§ Instruction
Every line below should be copied exactly; drop the pictures.

Dataset items

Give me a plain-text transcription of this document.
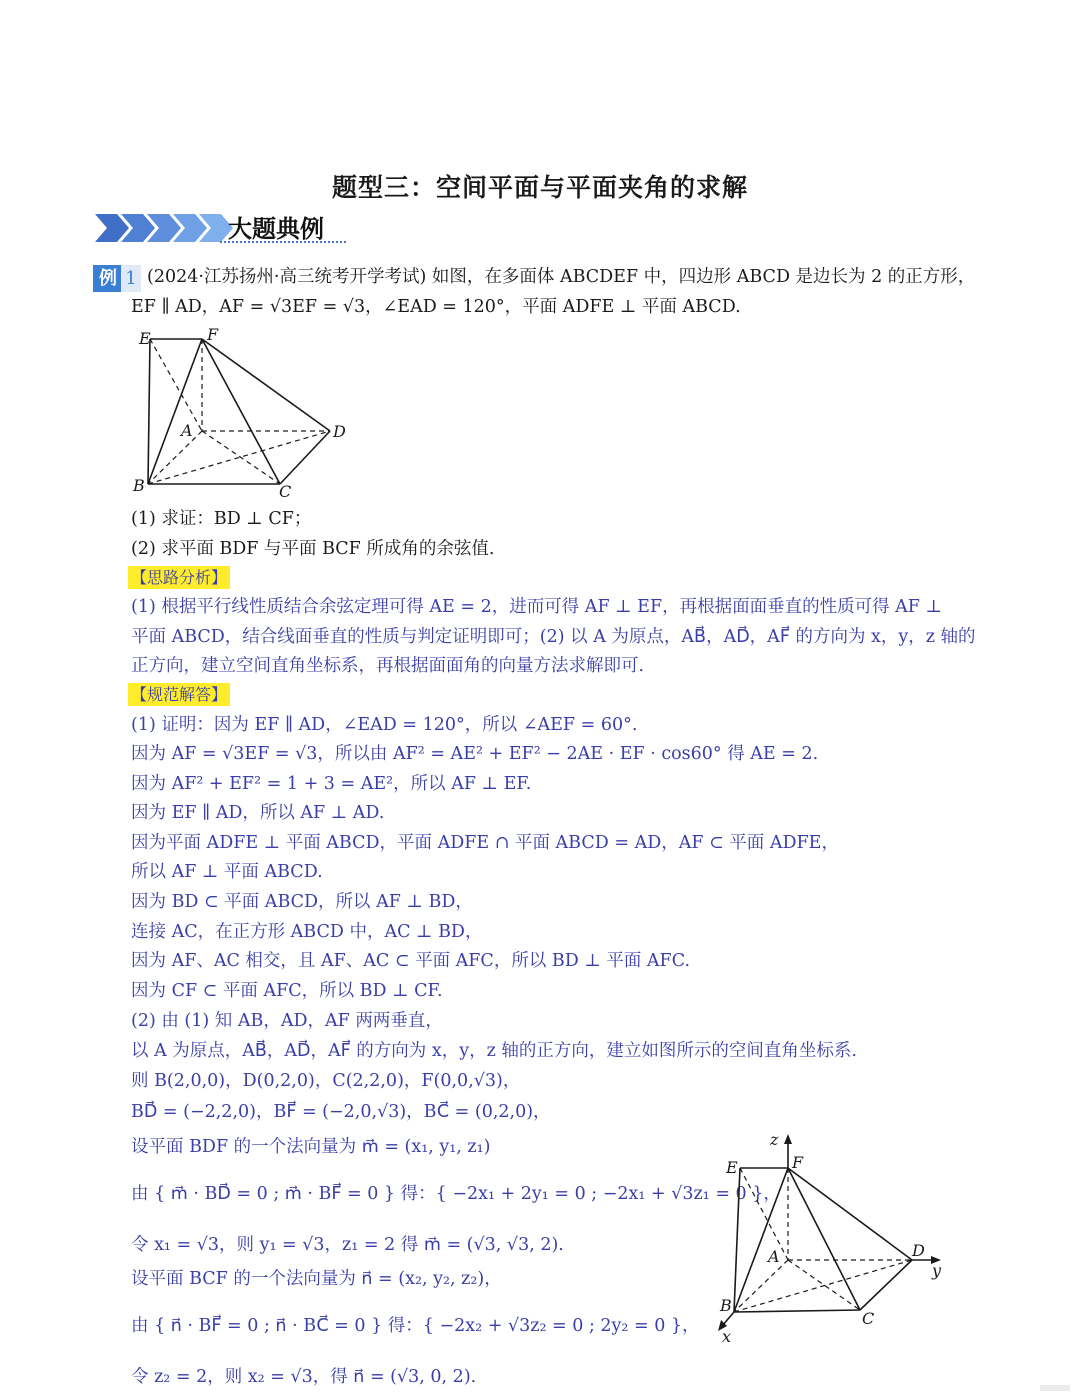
题型三：空间平面与平面夹角的求解
大题典例
例 1 (2024·江苏扬州·高三统考开学考试) 如图，在多面体 ABCDEF 中，四边形 ABCD 是边长为 2 的正方形，
EF ∥ AD，AF = √3EF = √3，∠EAD = 120°，平面 ADFE ⊥ 平面 ABCD.
E	F
A	D
B	C
(1) 求证：BD ⊥ CF；
(2) 求平面 BDF 与平面 BCF 所成角的余弦值.
【思路分析】
(1) 根据平行线性质结合余弦定理可得 AE = 2，进而可得 AF ⊥ EF，再根据面面垂直的性质可得 AF ⊥
平面 ABCD，结合线面垂直的性质与判定证明即可；(2) 以 A 为原点，AB⃗，AD⃗，AF⃗ 的方向为 x，y，z 轴的
正方向，建立空间直角坐标系，再根据面面角的向量方法求解即可.
【规范解答】
(1) 证明：因为 EF ∥ AD，∠EAD = 120°，所以 ∠AEF = 60°.
因为 AF = √3EF = √3，所以由 AF² = AE² + EF² − 2AE · EF · cos60° 得 AE = 2.
因为 AF² + EF² = 1 + 3 = AE²，所以 AF ⊥ EF.
因为 EF ∥ AD，所以 AF ⊥ AD.
因为平面 ADFE ⊥ 平面 ABCD，平面 ADFE ∩ 平面 ABCD = AD，AF ⊂ 平面 ADFE，
所以 AF ⊥ 平面 ABCD.
因为 BD ⊂ 平面 ABCD，所以 AF ⊥ BD，
连接 AC，在正方形 ABCD 中，AC ⊥ BD，
因为 AF、AC 相交，且 AF、AC ⊂ 平面 AFC，所以 BD ⊥ 平面 AFC.
因为 CF ⊂ 平面 AFC，所以 BD ⊥ CF.
(2) 由 (1) 知 AB，AD，AF 两两垂直，
以 A 为原点，AB⃗，AD⃗，AF⃗ 的方向为 x，y，z 轴的正方向，建立如图所示的空间直角坐标系.
则 B(2,0,0)，D(0,2,0)，C(2,2,0)，F(0,0,√3)，
BD⃗ = (−2,2,0)，BF⃗ = (−2,0,√3)，BC⃗ = (0,2,0)，
设平面 BDF 的一个法向量为 m⃗ = (x₁, y₁, z₁)
由 { m⃗ · BD⃗ = 0 ; m⃗ · BF⃗ = 0 } 得：{ −2x₁ + 2y₁ = 0 ; −2x₁ + √3z₁ = 0 }，
令 x₁ = √3，则 y₁ = √3，z₁ = 2 得 m⃗ = (√3, √3, 2).
设平面 BCF 的一个法向量为 n⃗ = (x₂, y₂, z₂)，
由 { n⃗ · BF⃗ = 0 ; n⃗ · BC⃗ = 0 } 得：{ −2x₂ + √3z₂ = 0 ; 2y₂ = 0 }，
令 z₂ = 2，则 x₂ = √3，得 n⃗ = (√3, 0, 2).
z
E	F
A	D
y
B
C
x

§ Task output
Give me a plain-text transcription of this document.
题型三：空间平面与平面夹角的求解
大题典例
例 1 (2024·江苏扬州·高三统考开学考试) 如图，在多面体 ABCDEF 中，四边形 ABCD 是边长为 2 的正方形，
EF ∥ AD，AF = √3EF = √3，∠EAD = 120°，平面 ADFE ⊥ 平面 ABCD.
E	F
A	D
B	C
(1) 求证：BD ⊥ CF；
(2) 求平面 BDF 与平面 BCF 所成角的余弦值.
【思路分析】
(1) 根据平行线性质结合余弦定理可得 AE = 2，进而可得 AF ⊥ EF，再根据面面垂直的性质可得 AF ⊥
平面 ABCD，结合线面垂直的性质与判定证明即可；(2) 以 A 为原点，AB⃗，AD⃗，AF⃗ 的方向为 x，y，z 轴的
正方向，建立空间直角坐标系，再根据面面角的向量方法求解即可.
【规范解答】
(1) 证明：因为 EF ∥ AD，∠EAD = 120°，所以 ∠AEF = 60°.
因为 AF = √3EF = √3，所以由 AF² = AE² + EF² − 2AE · EF · cos60° 得 AE = 2.
因为 AF² + EF² = 1 + 3 = AE²，所以 AF ⊥ EF.
因为 EF ∥ AD，所以 AF ⊥ AD.
因为平面 ADFE ⊥ 平面 ABCD，平面 ADFE ∩ 平面 ABCD = AD，AF ⊂ 平面 ADFE，
所以 AF ⊥ 平面 ABCD.
因为 BD ⊂ 平面 ABCD，所以 AF ⊥ BD，
连接 AC，在正方形 ABCD 中，AC ⊥ BD，
因为 AF、AC 相交，且 AF、AC ⊂ 平面 AFC，所以 BD ⊥ 平面 AFC.
因为 CF ⊂ 平面 AFC，所以 BD ⊥ CF.
(2) 由 (1) 知 AB，AD，AF 两两垂直，
以 A 为原点，AB⃗，AD⃗，AF⃗ 的方向为 x，y，z 轴的正方向，建立如图所示的空间直角坐标系.
则 B(2,0,0)，D(0,2,0)，C(2,2,0)，F(0,0,√3)，
BD⃗ = (−2,2,0)，BF⃗ = (−2,0,√3)，BC⃗ = (0,2,0)，
设平面 BDF 的一个法向量为 m⃗ = (x₁, y₁, z₁)
由 { m⃗ · BD⃗ = 0 ; m⃗ · BF⃗ = 0 } 得：{ −2x₁ + 2y₁ = 0 ; −2x₁ + √3z₁ = 0 }，
令 x₁ = √3，则 y₁ = √3，z₁ = 2 得 m⃗ = (√3, √3, 2).
设平面 BCF 的一个法向量为 n⃗ = (x₂, y₂, z₂)，
由 { n⃗ · BF⃗ = 0 ; n⃗ · BC⃗ = 0 } 得：{ −2x₂ + √3z₂ = 0 ; 2y₂ = 0 }，
令 z₂ = 2，则 x₂ = √3，得 n⃗ = (√3, 0, 2).
z
E	F
A	D
y
B
C
x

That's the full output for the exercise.